Task: Output all of the records exactly as written.

(Saved entries)
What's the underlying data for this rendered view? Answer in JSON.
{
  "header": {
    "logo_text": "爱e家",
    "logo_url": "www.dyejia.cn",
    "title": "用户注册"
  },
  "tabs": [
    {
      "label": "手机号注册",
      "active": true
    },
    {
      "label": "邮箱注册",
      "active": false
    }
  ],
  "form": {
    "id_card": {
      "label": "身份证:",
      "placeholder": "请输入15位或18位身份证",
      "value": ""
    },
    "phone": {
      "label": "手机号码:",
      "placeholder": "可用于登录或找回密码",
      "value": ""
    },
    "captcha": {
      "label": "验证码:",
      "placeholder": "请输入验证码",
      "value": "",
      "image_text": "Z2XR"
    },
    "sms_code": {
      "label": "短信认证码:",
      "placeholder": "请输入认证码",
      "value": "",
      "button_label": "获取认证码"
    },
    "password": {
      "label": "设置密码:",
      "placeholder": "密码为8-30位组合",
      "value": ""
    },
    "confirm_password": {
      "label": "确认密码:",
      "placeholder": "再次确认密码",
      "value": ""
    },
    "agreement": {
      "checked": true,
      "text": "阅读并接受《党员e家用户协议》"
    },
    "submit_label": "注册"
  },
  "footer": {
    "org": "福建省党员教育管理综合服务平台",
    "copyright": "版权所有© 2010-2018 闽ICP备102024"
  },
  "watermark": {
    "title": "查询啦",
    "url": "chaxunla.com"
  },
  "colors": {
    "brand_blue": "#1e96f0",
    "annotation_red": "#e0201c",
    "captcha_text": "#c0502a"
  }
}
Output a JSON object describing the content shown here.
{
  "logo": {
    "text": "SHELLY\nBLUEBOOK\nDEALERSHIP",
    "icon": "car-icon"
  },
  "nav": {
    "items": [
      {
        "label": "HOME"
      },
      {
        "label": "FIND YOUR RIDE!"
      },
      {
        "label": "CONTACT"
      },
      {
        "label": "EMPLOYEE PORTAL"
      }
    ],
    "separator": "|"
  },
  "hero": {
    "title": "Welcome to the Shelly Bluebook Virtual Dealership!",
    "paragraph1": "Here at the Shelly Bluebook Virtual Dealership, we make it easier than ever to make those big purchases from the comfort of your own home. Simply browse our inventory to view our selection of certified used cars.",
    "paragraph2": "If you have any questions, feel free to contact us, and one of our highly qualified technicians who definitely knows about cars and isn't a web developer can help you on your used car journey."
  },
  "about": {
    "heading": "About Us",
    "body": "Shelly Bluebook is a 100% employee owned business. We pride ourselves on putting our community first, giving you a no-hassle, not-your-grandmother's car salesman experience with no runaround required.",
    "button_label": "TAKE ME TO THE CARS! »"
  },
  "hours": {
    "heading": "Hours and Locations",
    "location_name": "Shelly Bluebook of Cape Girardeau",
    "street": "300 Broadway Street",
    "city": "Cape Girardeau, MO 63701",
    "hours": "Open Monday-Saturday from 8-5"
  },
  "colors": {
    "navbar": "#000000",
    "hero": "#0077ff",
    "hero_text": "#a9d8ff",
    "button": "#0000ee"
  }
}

Exercise response:
What's the underlying data for this rendered view? Answer in JSON.
{
  "header": {
    "logo_text": "爱e家",
    "logo_url": "www.dyejia.cn",
    "title": "用户注册"
  },
  "tabs": [
    {
      "label": "手机号注册",
      "active": true
    },
    {
      "label": "邮箱注册",
      "active": false
    }
  ],
  "form": {
    "id_card": {
      "label": "身份证:",
      "placeholder": "请输入15位或18位身份证",
      "value": ""
    },
    "phone": {
      "label": "手机号码:",
      "placeholder": "可用于登录或找回密码",
      "value": ""
    },
    "captcha": {
      "label": "验证码:",
      "placeholder": "请输入验证码",
      "value": "",
      "image_text": "Z2XR"
    },
    "sms_code": {
      "label": "短信认证码:",
      "placeholder": "请输入认证码",
      "value": "",
      "button_label": "获取认证码"
    },
    "password": {
      "label": "设置密码:",
      "placeholder": "密码为8-30位组合",
      "value": ""
    },
    "confirm_password": {
      "label": "确认密码:",
      "placeholder": "再次确认密码",
      "value": ""
    },
    "agreement": {
      "checked": true,
      "text": "阅读并接受《党员e家用户协议》"
    },
    "submit_label": "注册"
  },
  "footer": {
    "org": "福建省党员教育管理综合服务平台",
    "copyright": "版权所有© 2010-2018 闽ICP备102024"
  },
  "watermark": {
    "title": "查询啦",
    "url": "chaxunla.com"
  },
  "colors": {
    "brand_blue": "#1e96f0",
    "annotation_red": "#e0201c",
    "captcha_text": "#c0502a"
  }
}
Output a JSON object describing the content shown here.
{
  "logo": {
    "text": "SHELLY\nBLUEBOOK\nDEALERSHIP",
    "icon": "car-icon"
  },
  "nav": {
    "items": [
      {
        "label": "HOME"
      },
      {
        "label": "FIND YOUR RIDE!"
      },
      {
        "label": "CONTACT"
      },
      {
        "label": "EMPLOYEE PORTAL"
      }
    ],
    "separator": "|"
  },
  "hero": {
    "title": "Welcome to the Shelly Bluebook Virtual Dealership!",
    "paragraph1": "Here at the Shelly Bluebook Virtual Dealership, we make it easier than ever to make those big purchases from the comfort of your own home. Simply browse our inventory to view our selection of certified used cars.",
    "paragraph2": "If you have any questions, feel free to contact us, and one of our highly qualified technicians who definitely knows about cars and isn't a web developer can help you on your used car journey."
  },
  "about": {
    "heading": "About Us",
    "body": "Shelly Bluebook is a 100% employee owned business. We pride ourselves on putting our community first, giving you a no-hassle, not-your-grandmother's car salesman experience with no runaround required.",
    "button_label": "TAKE ME TO THE CARS! »"
  },
  "hours": {
    "heading": "Hours and Locations",
    "location_name": "Shelly Bluebook of Cape Girardeau",
    "street": "300 Broadway Street",
    "city": "Cape Girardeau, MO 63701",
    "hours": "Open Monday-Saturday from 8-5"
  },
  "colors": {
    "navbar": "#000000",
    "hero": "#0077ff",
    "hero_text": "#a9d8ff",
    "button": "#0000ee"
  }
}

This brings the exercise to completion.